Task objective: Go through the material below and copy all lines with "Департамента".

Dataset extract:
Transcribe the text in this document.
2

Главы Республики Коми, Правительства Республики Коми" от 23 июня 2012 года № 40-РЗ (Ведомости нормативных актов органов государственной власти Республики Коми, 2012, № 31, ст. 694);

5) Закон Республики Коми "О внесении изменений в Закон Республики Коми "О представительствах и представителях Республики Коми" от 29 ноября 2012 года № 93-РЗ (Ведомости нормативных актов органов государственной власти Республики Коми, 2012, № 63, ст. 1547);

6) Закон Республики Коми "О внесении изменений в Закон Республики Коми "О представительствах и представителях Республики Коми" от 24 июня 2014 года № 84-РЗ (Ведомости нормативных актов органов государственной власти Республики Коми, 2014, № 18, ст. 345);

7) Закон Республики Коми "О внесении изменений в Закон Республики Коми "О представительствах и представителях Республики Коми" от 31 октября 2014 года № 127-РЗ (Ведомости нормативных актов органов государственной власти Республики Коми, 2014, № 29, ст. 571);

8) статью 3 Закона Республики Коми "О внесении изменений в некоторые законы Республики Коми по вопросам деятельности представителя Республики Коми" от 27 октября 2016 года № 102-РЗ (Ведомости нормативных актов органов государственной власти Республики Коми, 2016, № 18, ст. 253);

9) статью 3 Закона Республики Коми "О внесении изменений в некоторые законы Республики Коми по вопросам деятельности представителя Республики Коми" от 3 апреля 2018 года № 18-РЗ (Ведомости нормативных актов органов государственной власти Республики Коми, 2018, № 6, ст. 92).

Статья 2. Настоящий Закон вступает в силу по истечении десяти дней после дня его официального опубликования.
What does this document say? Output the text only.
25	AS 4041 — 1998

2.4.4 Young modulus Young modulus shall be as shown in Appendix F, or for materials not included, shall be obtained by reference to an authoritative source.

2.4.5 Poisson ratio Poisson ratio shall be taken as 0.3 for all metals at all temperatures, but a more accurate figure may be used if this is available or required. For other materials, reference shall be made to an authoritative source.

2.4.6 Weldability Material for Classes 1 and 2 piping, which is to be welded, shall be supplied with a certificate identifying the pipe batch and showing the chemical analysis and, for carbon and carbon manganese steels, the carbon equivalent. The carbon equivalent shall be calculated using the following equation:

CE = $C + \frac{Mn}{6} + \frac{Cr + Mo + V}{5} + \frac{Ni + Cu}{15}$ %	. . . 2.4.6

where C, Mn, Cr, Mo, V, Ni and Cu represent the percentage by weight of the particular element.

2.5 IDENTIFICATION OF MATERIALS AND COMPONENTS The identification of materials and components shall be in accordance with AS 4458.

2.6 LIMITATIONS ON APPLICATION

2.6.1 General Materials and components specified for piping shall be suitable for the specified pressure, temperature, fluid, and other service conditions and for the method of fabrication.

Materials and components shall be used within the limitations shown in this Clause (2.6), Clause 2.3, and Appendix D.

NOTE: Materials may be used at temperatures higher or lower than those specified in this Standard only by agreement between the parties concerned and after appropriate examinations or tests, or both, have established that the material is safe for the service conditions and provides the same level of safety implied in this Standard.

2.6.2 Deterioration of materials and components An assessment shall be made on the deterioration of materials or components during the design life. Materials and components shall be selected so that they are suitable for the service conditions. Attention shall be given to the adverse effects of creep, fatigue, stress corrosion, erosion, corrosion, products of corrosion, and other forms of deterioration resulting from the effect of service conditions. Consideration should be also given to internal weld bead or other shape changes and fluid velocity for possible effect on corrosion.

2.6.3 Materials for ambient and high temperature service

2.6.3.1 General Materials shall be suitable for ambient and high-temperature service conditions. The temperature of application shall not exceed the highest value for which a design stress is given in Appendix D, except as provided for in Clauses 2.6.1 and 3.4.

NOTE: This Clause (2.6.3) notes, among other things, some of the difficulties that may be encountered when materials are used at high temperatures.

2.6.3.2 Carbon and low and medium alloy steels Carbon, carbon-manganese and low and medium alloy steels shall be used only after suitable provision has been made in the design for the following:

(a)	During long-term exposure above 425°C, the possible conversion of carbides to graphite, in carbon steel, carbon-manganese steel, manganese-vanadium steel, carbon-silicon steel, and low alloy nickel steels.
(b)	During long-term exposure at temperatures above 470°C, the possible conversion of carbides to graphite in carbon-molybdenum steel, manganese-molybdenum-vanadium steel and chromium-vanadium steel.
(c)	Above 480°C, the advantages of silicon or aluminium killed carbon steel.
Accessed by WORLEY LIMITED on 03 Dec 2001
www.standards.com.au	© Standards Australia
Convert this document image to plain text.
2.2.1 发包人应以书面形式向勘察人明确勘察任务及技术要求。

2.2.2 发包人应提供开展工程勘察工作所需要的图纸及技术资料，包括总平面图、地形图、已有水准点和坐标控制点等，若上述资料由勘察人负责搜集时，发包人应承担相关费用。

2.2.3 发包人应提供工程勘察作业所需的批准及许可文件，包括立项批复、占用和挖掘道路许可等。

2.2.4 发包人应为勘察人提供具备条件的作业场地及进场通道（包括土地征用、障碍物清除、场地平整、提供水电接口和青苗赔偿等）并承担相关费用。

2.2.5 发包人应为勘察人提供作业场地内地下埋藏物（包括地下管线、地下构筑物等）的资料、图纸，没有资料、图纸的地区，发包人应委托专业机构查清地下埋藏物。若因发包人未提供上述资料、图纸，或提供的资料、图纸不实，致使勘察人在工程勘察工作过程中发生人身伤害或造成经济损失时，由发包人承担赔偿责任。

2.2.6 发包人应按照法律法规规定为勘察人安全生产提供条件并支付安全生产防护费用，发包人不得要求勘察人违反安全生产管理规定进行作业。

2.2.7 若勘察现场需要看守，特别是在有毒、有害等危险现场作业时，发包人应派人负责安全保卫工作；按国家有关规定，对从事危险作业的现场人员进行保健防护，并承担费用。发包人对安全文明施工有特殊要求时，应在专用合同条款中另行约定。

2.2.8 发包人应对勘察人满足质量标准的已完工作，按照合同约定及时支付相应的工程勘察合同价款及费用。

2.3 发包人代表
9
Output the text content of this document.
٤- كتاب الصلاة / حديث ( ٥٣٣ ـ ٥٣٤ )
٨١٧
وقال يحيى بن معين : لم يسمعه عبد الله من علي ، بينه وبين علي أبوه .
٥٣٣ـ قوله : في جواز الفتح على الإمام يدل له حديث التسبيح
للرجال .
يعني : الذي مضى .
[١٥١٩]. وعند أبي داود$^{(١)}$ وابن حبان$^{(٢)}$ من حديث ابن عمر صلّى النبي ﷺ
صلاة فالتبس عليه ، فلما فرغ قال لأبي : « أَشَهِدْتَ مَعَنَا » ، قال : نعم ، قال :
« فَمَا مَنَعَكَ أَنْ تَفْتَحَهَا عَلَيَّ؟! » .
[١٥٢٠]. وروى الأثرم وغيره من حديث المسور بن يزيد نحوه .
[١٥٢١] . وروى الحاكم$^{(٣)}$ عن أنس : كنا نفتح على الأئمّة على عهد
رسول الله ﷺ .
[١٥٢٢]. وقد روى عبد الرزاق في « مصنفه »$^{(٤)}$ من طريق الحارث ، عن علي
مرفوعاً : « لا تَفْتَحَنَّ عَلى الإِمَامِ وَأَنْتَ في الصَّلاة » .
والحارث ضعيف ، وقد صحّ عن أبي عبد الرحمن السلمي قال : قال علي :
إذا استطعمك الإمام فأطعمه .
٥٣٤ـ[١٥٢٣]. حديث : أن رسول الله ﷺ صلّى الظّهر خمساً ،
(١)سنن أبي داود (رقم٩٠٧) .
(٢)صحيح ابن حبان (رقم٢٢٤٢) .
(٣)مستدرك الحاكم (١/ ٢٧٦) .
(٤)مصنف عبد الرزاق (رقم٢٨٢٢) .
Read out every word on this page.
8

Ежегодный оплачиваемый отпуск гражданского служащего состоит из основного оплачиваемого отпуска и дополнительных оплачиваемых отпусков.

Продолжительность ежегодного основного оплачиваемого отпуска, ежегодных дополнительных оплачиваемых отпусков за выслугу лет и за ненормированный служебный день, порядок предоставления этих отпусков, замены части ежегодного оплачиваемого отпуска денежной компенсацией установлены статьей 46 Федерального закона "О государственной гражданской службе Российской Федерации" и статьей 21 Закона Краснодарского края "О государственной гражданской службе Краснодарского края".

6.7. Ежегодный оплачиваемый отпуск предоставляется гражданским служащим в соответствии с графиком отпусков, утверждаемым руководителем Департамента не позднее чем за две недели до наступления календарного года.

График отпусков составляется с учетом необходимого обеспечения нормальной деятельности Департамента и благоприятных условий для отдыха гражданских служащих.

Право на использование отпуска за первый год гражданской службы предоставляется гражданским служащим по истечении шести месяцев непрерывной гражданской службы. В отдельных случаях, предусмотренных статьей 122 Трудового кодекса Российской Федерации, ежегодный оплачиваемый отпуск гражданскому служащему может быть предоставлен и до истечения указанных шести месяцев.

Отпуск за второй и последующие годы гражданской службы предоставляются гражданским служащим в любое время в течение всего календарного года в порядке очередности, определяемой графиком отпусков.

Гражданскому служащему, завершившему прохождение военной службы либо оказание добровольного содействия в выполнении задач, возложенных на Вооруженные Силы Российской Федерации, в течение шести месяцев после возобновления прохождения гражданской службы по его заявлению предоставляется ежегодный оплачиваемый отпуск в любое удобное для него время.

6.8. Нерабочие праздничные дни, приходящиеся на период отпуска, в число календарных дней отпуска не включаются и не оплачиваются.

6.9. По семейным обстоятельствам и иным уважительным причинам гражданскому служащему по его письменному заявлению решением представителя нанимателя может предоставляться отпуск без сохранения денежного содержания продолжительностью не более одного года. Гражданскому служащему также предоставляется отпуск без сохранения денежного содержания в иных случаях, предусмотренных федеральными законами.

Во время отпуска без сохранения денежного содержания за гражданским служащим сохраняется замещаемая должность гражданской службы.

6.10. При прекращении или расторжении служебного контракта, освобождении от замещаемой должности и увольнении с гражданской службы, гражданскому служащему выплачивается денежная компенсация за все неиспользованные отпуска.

Finished answer:
6.7. Ежегодный оплачиваемый отпуск предоставляется гражданским служащим в соответствии с графиком отпусков, утверждаемым руководителем Департамента не позднее чем за две недели до наступления календарного года.
График отпусков составляется с учетом необходимого обеспечения нормальной деятельности Департамента и благоприятных условий для отдыха гражданских служащих.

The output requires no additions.